Aim: Print, exactly and completely, every entry in the data.

Exercise material:
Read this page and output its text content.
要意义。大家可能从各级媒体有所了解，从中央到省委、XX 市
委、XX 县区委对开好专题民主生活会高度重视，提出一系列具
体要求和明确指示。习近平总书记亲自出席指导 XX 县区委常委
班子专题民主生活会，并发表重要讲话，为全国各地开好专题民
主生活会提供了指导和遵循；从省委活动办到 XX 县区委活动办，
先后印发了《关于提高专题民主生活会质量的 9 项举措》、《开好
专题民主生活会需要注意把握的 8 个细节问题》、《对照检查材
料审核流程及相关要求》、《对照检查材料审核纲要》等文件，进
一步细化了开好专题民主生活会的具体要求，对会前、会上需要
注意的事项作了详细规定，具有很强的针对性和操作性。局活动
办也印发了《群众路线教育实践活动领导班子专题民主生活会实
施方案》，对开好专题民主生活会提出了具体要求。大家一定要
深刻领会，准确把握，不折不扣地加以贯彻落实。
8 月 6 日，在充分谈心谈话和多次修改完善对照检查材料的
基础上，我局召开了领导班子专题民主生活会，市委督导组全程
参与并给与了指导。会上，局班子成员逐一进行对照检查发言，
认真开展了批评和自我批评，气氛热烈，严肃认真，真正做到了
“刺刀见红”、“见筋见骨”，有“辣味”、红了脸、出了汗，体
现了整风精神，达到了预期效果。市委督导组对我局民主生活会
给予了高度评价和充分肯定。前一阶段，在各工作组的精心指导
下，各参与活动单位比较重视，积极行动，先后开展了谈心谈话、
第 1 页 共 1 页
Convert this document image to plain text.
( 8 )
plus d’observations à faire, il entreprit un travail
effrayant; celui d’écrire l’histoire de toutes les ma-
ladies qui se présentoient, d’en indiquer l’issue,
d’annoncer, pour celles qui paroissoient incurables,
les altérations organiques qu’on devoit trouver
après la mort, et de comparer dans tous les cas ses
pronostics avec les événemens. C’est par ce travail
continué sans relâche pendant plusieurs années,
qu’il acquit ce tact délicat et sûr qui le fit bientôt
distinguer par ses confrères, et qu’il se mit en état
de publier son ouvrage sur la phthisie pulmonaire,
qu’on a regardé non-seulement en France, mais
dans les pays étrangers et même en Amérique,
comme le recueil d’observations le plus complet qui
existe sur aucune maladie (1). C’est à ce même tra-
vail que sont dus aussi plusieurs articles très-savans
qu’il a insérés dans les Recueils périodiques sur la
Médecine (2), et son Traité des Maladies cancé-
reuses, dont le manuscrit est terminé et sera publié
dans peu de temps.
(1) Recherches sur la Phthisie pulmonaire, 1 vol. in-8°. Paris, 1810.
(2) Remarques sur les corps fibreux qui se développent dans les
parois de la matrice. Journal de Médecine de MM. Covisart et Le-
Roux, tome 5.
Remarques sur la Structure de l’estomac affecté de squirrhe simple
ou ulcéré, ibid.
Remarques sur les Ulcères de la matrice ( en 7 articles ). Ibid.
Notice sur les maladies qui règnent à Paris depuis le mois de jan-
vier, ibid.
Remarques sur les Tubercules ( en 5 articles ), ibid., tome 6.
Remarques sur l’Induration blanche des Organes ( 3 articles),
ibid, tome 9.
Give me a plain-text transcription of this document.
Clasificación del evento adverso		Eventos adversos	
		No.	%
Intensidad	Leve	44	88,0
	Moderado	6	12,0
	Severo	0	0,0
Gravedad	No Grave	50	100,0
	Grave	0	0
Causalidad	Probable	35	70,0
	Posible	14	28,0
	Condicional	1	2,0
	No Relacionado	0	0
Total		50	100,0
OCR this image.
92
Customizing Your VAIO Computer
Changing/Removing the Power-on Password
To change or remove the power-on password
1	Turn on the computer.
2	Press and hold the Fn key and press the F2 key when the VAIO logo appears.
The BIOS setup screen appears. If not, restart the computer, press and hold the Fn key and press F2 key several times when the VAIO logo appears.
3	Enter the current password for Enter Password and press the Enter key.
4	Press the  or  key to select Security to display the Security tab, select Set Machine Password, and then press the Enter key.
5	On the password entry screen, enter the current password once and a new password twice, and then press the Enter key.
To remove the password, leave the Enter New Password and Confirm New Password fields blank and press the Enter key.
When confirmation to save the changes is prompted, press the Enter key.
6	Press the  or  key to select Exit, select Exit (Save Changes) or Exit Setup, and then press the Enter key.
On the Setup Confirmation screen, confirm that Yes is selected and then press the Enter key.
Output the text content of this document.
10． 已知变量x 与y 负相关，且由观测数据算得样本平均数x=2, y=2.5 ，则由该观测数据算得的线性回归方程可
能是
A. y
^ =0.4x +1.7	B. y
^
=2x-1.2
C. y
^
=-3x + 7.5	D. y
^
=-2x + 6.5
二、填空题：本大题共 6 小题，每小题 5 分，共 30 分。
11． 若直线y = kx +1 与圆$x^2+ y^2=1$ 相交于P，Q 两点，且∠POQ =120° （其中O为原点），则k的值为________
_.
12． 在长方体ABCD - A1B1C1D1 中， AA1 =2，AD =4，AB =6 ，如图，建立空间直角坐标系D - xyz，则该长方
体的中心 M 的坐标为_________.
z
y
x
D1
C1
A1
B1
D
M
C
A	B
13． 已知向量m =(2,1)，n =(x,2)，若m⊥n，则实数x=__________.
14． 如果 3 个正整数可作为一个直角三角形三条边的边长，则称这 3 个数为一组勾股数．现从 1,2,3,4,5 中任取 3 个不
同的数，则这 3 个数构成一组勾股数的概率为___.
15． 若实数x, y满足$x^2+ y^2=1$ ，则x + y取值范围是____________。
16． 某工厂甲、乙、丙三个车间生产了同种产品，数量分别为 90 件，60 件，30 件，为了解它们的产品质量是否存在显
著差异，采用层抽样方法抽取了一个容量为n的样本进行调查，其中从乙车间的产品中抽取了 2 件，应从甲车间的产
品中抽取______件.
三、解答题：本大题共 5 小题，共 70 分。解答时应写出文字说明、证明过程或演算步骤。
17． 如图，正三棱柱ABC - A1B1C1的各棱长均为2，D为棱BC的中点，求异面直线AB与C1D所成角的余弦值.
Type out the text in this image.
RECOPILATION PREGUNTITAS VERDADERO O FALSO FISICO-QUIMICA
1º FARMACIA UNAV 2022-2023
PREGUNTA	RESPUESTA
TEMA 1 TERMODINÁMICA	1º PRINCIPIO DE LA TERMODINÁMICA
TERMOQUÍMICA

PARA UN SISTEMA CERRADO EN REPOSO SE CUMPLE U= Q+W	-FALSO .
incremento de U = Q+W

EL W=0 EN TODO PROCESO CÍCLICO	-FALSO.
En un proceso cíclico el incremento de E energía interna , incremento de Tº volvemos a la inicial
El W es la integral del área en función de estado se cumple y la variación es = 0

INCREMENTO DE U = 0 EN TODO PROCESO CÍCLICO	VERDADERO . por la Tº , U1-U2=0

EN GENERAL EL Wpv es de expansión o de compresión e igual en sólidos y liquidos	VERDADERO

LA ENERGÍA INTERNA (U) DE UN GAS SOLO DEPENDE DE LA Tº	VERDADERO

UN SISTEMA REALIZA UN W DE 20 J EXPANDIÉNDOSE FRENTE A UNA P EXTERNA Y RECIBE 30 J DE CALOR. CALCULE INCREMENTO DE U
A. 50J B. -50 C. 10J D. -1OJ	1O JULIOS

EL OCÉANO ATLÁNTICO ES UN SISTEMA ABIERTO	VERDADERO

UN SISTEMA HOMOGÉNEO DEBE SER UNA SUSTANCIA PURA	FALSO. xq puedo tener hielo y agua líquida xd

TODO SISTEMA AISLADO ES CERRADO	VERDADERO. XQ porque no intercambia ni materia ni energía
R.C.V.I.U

Task result:
Read this page and output its text content.
要意义。大家可能从各级媒体有所了解，从中央到省委、XX 市
委、XX 县区委对开好专题民主生活会高度重视，提出一系列具
体要求和明确指示。习近平总书记亲自出席指导 XX 县区委常委
班子专题民主生活会，并发表重要讲话，为全国各地开好专题民
主生活会提供了指导和遵循；从省委活动办到 XX 县区委活动办，
先后印发了《关于提高专题民主生活会质量的 9 项举措》、《开好
专题民主生活会需要注意把握的 8 个细节问题》、《对照检查材
料审核流程及相关要求》、《对照检查材料审核纲要》等文件，进
一步细化了开好专题民主生活会的具体要求，对会前、会上需要
注意的事项作了详细规定，具有很强的针对性和操作性。局活动
办也印发了《群众路线教育实践活动领导班子专题民主生活会实
施方案》，对开好专题民主生活会提出了具体要求。大家一定要
深刻领会，准确把握，不折不扣地加以贯彻落实。
8 月 6 日，在充分谈心谈话和多次修改完善对照检查材料的
基础上，我局召开了领导班子专题民主生活会，市委督导组全程
参与并给与了指导。会上，局班子成员逐一进行对照检查发言，
认真开展了批评和自我批评，气氛热烈，严肃认真，真正做到了
“刺刀见红”、“见筋见骨”，有“辣味”、红了脸、出了汗，体
现了整风精神，达到了预期效果。市委督导组对我局民主生活会
给予了高度评价和充分肯定。前一阶段，在各工作组的精心指导
下，各参与活动单位比较重视，积极行动，先后开展了谈心谈话、
第 1 页 共 1 页
Convert this document image to plain text.
( 8 )
plus d’observations à faire, il entreprit un travail
effrayant; celui d’écrire l’histoire de toutes les ma-
ladies qui se présentoient, d’en indiquer l’issue,
d’annoncer, pour celles qui paroissoient incurables,
les altérations organiques qu’on devoit trouver
après la mort, et de comparer dans tous les cas ses
pronostics avec les événemens. C’est par ce travail
continué sans relâche pendant plusieurs années,
qu’il acquit ce tact délicat et sûr qui le fit bientôt
distinguer par ses confrères, et qu’il se mit en état
de publier son ouvrage sur la phthisie pulmonaire,
qu’on a regardé non-seulement en France, mais
dans les pays étrangers et même en Amérique,
comme le recueil d’observations le plus complet qui
existe sur aucune maladie (1). C’est à ce même tra-
vail que sont dus aussi plusieurs articles très-savans
qu’il a insérés dans les Recueils périodiques sur la
Médecine (2), et son Traité des Maladies cancé-
reuses, dont le manuscrit est terminé et sera publié
dans peu de temps.
(1) Recherches sur la Phthisie pulmonaire, 1 vol. in-8°. Paris, 1810.
(2) Remarques sur les corps fibreux qui se développent dans les
parois de la matrice. Journal de Médecine de MM. Covisart et Le-
Roux, tome 5.
Remarques sur la Structure de l’estomac affecté de squirrhe simple
ou ulcéré, ibid.
Remarques sur les Ulcères de la matrice ( en 7 articles ). Ibid.
Notice sur les maladies qui règnent à Paris depuis le mois de jan-
vier, ibid.
Remarques sur les Tubercules ( en 5 articles ), ibid., tome 6.
Remarques sur l’Induration blanche des Organes ( 3 articles),
ibid, tome 9.
Give me a plain-text transcription of this document.
Clasificación del evento adverso		Eventos adversos	
		No.	%
Intensidad	Leve	44	88,0
	Moderado	6	12,0
	Severo	0	0,0
Gravedad	No Grave	50	100,0
	Grave	0	0
Causalidad	Probable	35	70,0
	Posible	14	28,0
	Condicional	1	2,0
	No Relacionado	0	0
Total		50	100,0
OCR this image.
92
Customizing Your VAIO Computer
Changing/Removing the Power-on Password
To change or remove the power-on password
1	Turn on the computer.
2	Press and hold the Fn key and press the F2 key when the VAIO logo appears.
The BIOS setup screen appears. If not, restart the computer, press and hold the Fn key and press F2 key several times when the VAIO logo appears.
3	Enter the current password for Enter Password and press the Enter key.
4	Press the  or  key to select Security to display the Security tab, select Set Machine Password, and then press the Enter key.
5	On the password entry screen, enter the current password once and a new password twice, and then press the Enter key.
To remove the password, leave the Enter New Password and Confirm New Password fields blank and press the Enter key.
When confirmation to save the changes is prompted, press the Enter key.
6	Press the  or  key to select Exit, select Exit (Save Changes) or Exit Setup, and then press the Enter key.
On the Setup Confirmation screen, confirm that Yes is selected and then press the Enter key.
Output the text content of this document.
10． 已知变量x 与y 负相关，且由观测数据算得样本平均数x=2, y=2.5 ，则由该观测数据算得的线性回归方程可
能是
A. y
^ =0.4x +1.7	B. y
^
=2x-1.2
C. y
^
=-3x + 7.5	D. y
^
=-2x + 6.5
二、填空题：本大题共 6 小题，每小题 5 分，共 30 分。
11． 若直线y = kx +1 与圆$x^2+ y^2=1$ 相交于P，Q 两点，且∠POQ =120° （其中O为原点），则k的值为________
_.
12． 在长方体ABCD - A1B1C1D1 中， AA1 =2，AD =4，AB =6 ，如图，建立空间直角坐标系D - xyz，则该长方
体的中心 M 的坐标为_________.
z
y
x
D1
C1
A1
B1
D
M
C
A	B
13． 已知向量m =(2,1)，n =(x,2)，若m⊥n，则实数x=__________.
14． 如果 3 个正整数可作为一个直角三角形三条边的边长，则称这 3 个数为一组勾股数．现从 1,2,3,4,5 中任取 3 个不
同的数，则这 3 个数构成一组勾股数的概率为___.
15． 若实数x, y满足$x^2+ y^2=1$ ，则x + y取值范围是____________。
16． 某工厂甲、乙、丙三个车间生产了同种产品，数量分别为 90 件，60 件，30 件，为了解它们的产品质量是否存在显
著差异，采用层抽样方法抽取了一个容量为n的样本进行调查，其中从乙车间的产品中抽取了 2 件，应从甲车间的产
品中抽取______件.
三、解答题：本大题共 5 小题，共 70 分。解答时应写出文字说明、证明过程或演算步骤。
17． 如图，正三棱柱ABC - A1B1C1的各棱长均为2，D为棱BC的中点，求异面直线AB与C1D所成角的余弦值.
Type out the text in this image.
RECOPILATION PREGUNTITAS VERDADERO O FALSO FISICO-QUIMICA
1º FARMACIA UNAV 2022-2023
PREGUNTA	RESPUESTA
TEMA 1 TERMODINÁMICA	1º PRINCIPIO DE LA TERMODINÁMICA
TERMOQUÍMICA

PARA UN SISTEMA CERRADO EN REPOSO SE CUMPLE U= Q+W	-FALSO .
incremento de U = Q+W

EL W=0 EN TODO PROCESO CÍCLICO	-FALSO.
En un proceso cíclico el incremento de E energía interna , incremento de Tº volvemos a la inicial
El W es la integral del área en función de estado se cumple y la variación es = 0

INCREMENTO DE U = 0 EN TODO PROCESO CÍCLICO	VERDADERO . por la Tº , U1-U2=0

EN GENERAL EL Wpv es de expansión o de compresión e igual en sólidos y liquidos	VERDADERO

LA ENERGÍA INTERNA (U) DE UN GAS SOLO DEPENDE DE LA Tº	VERDADERO

UN SISTEMA REALIZA UN W DE 20 J EXPANDIÉNDOSE FRENTE A UNA P EXTERNA Y RECIBE 30 J DE CALOR. CALCULE INCREMENTO DE U
A. 50J B. -50 C. 10J D. -1OJ	1O JULIOS

EL OCÉANO ATLÁNTICO ES UN SISTEMA ABIERTO	VERDADERO

UN SISTEMA HOMOGÉNEO DEBE SER UNA SUSTANCIA PURA	FALSO. xq puedo tener hielo y agua líquida xd

TODO SISTEMA AISLADO ES CERRADO	VERDADERO. XQ porque no intercambia ni materia ni energía
R.C.V.I.U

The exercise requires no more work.